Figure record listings
========

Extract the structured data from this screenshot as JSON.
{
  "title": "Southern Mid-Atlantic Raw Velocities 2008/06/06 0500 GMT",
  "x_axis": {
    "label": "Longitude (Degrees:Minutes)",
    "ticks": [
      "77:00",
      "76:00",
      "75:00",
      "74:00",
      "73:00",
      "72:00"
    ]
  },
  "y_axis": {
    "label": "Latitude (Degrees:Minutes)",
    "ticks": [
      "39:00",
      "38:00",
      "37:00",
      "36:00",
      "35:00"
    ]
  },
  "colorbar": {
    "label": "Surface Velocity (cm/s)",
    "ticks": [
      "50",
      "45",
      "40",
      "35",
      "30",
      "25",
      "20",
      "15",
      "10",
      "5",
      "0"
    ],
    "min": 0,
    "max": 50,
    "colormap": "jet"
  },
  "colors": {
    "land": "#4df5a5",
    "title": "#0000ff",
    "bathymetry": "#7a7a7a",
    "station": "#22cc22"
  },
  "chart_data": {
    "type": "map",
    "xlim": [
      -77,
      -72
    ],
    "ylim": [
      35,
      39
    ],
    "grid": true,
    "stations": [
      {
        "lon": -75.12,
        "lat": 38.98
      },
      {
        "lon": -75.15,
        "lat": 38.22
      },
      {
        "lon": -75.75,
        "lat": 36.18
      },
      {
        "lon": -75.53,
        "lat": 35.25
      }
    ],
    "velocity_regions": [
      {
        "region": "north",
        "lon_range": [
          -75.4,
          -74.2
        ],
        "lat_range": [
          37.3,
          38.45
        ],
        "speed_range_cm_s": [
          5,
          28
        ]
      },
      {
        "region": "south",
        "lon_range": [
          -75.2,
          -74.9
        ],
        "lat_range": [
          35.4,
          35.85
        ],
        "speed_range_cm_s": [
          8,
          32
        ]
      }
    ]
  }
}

========

> PROBLEM DETAILS
Pull every line containing "label" out of the records.

> EXPECTED ANSWER
    "label": "Longitude (Degrees:Minutes)",
    "label": "Latitude (Degrees:Minutes)",
    "label": "Surface Velocity (cm/s)",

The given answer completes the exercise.